**To be done**
In the material below, the lines containing the word "page" are required; copy each of them.

Data records
══════════

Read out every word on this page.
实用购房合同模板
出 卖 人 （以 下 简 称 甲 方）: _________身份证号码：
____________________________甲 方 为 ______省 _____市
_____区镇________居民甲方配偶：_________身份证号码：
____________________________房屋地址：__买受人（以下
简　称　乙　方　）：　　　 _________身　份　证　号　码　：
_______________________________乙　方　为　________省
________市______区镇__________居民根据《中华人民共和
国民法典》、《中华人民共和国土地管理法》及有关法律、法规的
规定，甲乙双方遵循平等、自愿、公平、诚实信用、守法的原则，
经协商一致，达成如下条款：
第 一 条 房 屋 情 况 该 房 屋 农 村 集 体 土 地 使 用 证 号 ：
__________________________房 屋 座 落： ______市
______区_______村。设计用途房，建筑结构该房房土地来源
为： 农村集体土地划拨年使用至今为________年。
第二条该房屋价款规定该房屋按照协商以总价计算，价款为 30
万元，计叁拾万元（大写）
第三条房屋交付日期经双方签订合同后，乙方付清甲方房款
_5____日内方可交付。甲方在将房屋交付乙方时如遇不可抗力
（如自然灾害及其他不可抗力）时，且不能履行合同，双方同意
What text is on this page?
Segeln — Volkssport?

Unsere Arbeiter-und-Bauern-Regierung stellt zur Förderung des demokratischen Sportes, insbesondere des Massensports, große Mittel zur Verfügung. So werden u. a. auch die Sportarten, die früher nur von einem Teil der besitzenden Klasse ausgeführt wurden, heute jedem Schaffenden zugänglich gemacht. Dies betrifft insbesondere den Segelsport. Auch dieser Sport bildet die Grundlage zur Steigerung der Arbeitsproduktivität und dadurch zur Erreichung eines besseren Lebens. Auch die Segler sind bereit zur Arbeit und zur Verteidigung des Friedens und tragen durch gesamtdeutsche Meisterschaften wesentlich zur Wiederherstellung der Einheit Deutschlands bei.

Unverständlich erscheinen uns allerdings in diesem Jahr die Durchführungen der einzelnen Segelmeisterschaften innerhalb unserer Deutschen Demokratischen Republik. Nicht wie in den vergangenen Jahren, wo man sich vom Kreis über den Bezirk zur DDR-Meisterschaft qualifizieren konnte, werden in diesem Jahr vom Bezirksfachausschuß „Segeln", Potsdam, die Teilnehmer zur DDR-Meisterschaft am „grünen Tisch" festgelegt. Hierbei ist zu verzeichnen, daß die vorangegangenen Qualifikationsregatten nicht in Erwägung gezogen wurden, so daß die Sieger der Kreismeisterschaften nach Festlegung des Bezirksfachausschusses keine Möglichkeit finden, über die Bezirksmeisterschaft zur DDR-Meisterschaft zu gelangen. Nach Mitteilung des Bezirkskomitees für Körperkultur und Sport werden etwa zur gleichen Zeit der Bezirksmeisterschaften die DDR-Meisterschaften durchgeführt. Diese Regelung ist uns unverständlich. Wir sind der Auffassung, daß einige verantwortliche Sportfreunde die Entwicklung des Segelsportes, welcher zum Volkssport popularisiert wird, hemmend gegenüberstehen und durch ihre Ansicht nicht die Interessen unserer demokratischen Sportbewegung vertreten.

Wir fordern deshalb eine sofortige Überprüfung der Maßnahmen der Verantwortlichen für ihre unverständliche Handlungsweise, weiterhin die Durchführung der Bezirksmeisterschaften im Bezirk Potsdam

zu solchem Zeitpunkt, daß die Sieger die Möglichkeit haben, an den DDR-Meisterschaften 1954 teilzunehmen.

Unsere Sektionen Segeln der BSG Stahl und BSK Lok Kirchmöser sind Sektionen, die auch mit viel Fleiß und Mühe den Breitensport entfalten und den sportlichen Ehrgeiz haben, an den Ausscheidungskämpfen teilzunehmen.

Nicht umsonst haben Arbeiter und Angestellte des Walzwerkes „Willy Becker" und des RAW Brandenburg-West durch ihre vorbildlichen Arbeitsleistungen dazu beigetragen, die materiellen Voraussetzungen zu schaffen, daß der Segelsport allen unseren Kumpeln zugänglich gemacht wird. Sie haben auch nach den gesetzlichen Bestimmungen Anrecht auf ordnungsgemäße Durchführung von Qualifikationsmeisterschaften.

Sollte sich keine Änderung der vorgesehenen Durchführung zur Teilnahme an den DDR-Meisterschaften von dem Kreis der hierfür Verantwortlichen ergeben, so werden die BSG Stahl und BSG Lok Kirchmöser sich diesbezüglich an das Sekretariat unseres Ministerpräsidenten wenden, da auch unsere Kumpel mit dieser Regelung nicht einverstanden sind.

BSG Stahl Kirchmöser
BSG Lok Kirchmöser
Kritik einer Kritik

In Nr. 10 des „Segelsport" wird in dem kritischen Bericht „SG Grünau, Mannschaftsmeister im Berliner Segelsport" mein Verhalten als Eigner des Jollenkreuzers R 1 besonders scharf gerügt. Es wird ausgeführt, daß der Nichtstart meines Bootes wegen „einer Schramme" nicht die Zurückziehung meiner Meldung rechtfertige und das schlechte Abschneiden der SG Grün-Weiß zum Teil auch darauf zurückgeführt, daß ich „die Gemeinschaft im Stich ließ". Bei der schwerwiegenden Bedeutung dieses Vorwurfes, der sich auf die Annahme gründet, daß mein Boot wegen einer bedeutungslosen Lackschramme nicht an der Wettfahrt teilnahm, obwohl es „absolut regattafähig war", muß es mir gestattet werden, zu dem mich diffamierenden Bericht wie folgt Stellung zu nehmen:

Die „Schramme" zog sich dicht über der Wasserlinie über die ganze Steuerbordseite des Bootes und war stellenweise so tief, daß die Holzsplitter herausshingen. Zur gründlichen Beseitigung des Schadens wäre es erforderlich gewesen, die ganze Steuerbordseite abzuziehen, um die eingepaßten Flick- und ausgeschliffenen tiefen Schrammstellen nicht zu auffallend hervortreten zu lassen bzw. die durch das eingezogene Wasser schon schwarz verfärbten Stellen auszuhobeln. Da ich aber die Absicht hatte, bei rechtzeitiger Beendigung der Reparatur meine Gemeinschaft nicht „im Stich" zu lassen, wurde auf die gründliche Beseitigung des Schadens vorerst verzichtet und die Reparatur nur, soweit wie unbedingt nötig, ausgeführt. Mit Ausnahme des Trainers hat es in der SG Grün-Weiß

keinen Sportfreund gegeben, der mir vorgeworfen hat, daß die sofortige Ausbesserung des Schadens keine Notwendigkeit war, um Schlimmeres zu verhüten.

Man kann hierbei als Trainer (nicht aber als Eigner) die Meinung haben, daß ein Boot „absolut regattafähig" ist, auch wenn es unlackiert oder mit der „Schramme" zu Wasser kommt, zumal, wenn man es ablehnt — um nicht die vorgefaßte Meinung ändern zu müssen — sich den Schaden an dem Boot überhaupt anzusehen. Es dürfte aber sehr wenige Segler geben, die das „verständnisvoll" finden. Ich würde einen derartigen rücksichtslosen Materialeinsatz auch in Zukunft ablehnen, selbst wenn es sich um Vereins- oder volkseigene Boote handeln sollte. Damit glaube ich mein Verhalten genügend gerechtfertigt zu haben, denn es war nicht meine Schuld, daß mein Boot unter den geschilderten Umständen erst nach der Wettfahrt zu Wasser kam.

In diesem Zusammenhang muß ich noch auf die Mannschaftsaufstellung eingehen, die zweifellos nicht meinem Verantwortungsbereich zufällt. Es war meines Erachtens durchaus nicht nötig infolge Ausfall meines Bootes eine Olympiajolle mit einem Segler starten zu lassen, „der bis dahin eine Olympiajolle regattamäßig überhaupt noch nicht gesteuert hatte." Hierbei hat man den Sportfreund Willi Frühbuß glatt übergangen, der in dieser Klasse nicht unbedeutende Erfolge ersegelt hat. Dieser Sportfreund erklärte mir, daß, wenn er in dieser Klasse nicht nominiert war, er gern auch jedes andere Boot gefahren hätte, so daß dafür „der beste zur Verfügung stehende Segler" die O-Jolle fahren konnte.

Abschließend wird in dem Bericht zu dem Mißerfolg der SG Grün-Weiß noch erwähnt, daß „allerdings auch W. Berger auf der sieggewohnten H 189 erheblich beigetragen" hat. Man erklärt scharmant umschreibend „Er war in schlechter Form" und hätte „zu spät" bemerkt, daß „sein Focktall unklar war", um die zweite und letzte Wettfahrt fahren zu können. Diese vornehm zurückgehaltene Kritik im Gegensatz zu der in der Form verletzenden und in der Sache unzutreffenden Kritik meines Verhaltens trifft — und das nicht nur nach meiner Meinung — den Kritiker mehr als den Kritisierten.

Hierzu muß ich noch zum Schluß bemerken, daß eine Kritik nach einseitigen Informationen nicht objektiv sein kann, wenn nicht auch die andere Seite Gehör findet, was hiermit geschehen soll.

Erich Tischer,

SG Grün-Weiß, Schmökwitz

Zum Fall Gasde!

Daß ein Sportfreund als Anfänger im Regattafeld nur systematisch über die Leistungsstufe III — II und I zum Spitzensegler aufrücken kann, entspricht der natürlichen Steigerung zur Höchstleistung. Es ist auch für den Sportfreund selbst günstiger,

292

══════════

**Written answer**
Read out every word on this page.
What text is on this page?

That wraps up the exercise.